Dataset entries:

-- BEGIN --

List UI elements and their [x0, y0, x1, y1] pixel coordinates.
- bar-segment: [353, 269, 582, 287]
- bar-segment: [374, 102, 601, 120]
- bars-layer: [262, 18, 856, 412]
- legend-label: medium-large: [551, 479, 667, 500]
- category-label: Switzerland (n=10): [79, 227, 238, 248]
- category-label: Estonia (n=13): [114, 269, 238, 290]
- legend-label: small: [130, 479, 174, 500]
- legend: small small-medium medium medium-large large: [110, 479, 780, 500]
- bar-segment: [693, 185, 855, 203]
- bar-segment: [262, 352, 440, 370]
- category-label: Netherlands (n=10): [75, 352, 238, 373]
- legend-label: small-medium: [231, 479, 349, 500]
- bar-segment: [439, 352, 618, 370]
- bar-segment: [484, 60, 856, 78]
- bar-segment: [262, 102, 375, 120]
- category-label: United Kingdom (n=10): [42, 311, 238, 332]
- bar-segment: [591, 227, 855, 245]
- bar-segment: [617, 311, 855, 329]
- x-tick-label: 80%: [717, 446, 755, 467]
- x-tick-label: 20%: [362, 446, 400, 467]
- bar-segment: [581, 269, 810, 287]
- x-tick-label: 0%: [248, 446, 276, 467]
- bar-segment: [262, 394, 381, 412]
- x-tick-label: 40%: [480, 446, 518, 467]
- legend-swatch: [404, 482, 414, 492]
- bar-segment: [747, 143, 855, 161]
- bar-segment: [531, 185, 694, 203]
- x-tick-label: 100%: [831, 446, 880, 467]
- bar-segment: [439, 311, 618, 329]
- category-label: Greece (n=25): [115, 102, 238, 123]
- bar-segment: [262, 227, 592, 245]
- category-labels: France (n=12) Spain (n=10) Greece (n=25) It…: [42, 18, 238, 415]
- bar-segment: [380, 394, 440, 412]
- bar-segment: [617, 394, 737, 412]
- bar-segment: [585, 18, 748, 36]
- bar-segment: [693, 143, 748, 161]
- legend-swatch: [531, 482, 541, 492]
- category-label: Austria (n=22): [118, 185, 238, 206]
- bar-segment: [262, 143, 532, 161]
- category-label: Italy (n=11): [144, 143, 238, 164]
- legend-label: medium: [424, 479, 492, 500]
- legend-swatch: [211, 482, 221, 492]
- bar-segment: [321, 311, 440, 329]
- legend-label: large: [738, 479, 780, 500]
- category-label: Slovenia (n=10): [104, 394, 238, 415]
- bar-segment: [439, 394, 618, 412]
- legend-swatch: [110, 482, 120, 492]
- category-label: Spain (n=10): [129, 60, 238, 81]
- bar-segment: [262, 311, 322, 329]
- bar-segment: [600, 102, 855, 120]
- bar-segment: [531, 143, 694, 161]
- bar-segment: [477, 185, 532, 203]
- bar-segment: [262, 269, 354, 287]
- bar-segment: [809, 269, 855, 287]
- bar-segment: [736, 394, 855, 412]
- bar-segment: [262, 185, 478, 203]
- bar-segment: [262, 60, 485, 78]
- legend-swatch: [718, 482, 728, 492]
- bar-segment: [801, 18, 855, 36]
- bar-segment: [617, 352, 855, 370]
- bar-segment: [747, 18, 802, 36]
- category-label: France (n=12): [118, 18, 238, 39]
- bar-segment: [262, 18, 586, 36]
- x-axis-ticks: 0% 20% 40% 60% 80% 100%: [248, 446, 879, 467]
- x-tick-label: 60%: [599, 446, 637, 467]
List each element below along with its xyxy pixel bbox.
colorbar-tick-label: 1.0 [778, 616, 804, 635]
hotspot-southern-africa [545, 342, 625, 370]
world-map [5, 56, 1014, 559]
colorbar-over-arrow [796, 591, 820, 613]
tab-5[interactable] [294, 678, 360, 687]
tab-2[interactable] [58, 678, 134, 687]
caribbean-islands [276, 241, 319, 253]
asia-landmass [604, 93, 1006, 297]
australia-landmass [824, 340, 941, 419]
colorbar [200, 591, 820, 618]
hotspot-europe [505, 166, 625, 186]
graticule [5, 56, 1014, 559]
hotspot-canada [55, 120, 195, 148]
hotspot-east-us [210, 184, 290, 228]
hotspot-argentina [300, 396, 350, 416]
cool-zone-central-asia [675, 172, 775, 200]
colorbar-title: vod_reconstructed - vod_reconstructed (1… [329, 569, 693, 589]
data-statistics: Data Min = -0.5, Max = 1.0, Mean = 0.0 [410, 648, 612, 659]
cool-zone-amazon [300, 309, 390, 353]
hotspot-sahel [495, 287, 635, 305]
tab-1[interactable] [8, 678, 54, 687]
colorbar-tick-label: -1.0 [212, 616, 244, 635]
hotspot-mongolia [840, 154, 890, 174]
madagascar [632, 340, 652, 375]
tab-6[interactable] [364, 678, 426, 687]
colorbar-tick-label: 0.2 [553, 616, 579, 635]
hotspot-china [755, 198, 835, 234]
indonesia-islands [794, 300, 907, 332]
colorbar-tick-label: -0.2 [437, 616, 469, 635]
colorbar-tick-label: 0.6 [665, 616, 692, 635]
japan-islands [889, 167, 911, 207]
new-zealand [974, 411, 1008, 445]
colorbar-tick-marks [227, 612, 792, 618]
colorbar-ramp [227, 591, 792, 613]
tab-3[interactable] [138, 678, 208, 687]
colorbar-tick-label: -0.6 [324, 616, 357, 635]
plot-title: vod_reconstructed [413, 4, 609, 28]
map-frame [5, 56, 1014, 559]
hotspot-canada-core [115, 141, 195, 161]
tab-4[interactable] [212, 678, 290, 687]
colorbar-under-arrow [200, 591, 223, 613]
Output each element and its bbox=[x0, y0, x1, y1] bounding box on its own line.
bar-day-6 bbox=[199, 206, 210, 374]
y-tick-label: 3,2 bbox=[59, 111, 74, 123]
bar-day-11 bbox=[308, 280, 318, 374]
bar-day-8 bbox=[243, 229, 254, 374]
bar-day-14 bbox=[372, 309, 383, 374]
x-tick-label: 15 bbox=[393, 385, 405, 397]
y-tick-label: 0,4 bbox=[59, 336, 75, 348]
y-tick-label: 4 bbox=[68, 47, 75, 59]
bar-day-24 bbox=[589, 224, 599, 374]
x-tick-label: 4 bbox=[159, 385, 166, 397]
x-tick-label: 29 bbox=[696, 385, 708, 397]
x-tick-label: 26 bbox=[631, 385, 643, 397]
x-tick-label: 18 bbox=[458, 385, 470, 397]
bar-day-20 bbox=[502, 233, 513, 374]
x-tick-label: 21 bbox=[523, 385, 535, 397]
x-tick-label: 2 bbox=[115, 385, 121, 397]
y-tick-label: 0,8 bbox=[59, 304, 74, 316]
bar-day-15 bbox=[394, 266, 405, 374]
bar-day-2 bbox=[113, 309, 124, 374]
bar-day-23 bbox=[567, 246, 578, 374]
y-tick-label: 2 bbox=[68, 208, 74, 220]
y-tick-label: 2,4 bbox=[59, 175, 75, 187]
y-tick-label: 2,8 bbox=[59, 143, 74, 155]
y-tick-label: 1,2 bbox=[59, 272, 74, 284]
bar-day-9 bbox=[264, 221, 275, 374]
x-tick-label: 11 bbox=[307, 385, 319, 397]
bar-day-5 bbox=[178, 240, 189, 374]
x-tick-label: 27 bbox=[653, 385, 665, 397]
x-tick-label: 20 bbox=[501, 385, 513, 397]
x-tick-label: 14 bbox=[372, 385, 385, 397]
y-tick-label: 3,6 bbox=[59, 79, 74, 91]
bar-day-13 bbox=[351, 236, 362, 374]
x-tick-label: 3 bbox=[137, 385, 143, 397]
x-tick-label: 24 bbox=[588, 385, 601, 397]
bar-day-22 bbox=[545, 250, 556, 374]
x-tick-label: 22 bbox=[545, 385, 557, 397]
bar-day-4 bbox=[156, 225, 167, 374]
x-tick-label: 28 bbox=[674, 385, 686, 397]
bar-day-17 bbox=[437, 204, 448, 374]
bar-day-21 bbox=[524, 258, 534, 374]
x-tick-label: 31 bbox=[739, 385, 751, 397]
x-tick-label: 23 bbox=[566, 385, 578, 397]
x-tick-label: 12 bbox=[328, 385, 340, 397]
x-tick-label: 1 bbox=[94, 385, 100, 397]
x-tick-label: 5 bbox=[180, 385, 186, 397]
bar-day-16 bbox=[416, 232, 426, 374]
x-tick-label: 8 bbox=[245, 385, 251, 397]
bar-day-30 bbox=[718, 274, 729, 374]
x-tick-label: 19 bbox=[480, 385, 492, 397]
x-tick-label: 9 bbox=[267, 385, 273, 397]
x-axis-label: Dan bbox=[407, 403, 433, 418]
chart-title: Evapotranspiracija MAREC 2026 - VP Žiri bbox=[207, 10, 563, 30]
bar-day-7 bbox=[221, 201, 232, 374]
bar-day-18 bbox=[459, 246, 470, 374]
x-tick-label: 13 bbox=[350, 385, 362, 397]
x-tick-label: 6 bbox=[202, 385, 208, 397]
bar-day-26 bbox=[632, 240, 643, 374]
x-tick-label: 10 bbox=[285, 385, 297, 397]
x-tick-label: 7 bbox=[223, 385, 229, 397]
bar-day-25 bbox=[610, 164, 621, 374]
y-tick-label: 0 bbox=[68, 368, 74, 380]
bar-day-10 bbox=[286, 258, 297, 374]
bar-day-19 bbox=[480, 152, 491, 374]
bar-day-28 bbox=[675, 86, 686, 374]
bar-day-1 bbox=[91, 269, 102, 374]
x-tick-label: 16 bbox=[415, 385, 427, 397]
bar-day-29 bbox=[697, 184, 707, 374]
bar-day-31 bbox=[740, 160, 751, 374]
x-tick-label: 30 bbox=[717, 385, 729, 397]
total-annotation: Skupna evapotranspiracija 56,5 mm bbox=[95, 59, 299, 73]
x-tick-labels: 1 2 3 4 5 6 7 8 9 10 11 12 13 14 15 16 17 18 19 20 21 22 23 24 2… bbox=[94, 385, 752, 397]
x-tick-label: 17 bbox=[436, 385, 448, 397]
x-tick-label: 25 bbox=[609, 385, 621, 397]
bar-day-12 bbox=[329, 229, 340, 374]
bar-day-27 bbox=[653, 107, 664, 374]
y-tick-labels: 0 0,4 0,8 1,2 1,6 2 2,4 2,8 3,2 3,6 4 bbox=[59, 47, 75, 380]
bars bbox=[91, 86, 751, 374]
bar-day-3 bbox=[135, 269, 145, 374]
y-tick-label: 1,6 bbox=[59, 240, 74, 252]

-- END --

**WORK REQUIRED:**
Copy the lines of the records exactly as they appear, starting at the first line and ending with the line that contains "- bar-segment: [262, 143, 532, 161]", including both.

**COMPLETE OUTPUT:**
List UI elements and their [x0, y0, x1, y1] pixel coordinates.
- bar-segment: [353, 269, 582, 287]
- bar-segment: [374, 102, 601, 120]
- bars-layer: [262, 18, 856, 412]
- legend-label: medium-large: [551, 479, 667, 500]
- category-label: Switzerland (n=10): [79, 227, 238, 248]
- category-label: Estonia (n=13): [114, 269, 238, 290]
- legend-label: small: [130, 479, 174, 500]
- legend: small small-medium medium medium-large large: [110, 479, 780, 500]
- bar-segment: [693, 185, 855, 203]
- bar-segment: [262, 352, 440, 370]
- category-label: Netherlands (n=10): [75, 352, 238, 373]
- legend-label: small-medium: [231, 479, 349, 500]
- bar-segment: [439, 352, 618, 370]
- bar-segment: [484, 60, 856, 78]
- bar-segment: [262, 102, 375, 120]
- category-label: United Kingdom (n=10): [42, 311, 238, 332]
- bar-segment: [591, 227, 855, 245]
- bar-segment: [617, 311, 855, 329]
- x-tick-label: 80%: [717, 446, 755, 467]
- x-tick-label: 20%: [362, 446, 400, 467]
- bar-segment: [581, 269, 810, 287]
- x-tick-label: 0%: [248, 446, 276, 467]
- bar-segment: [262, 394, 381, 412]
- x-tick-label: 40%: [480, 446, 518, 467]
- legend-swatch: [404, 482, 414, 492]
- bar-segment: [747, 143, 855, 161]
- bar-segment: [531, 185, 694, 203]
- x-tick-label: 100%: [831, 446, 880, 467]
- bar-segment: [439, 311, 618, 329]
- category-label: Greece (n=25): [115, 102, 238, 123]
- bar-segment: [262, 227, 592, 245]
- category-labels: France (n=12) Spain (n=10) Greece (n=25) It…: [42, 18, 238, 415]
- bar-segment: [380, 394, 440, 412]
- bar-segment: [617, 394, 737, 412]
- bar-segment: [585, 18, 748, 36]
- bar-segment: [693, 143, 748, 161]
- legend-swatch: [531, 482, 541, 492]
- category-label: Austria (n=22): [118, 185, 238, 206]
- bar-segment: [262, 143, 532, 161]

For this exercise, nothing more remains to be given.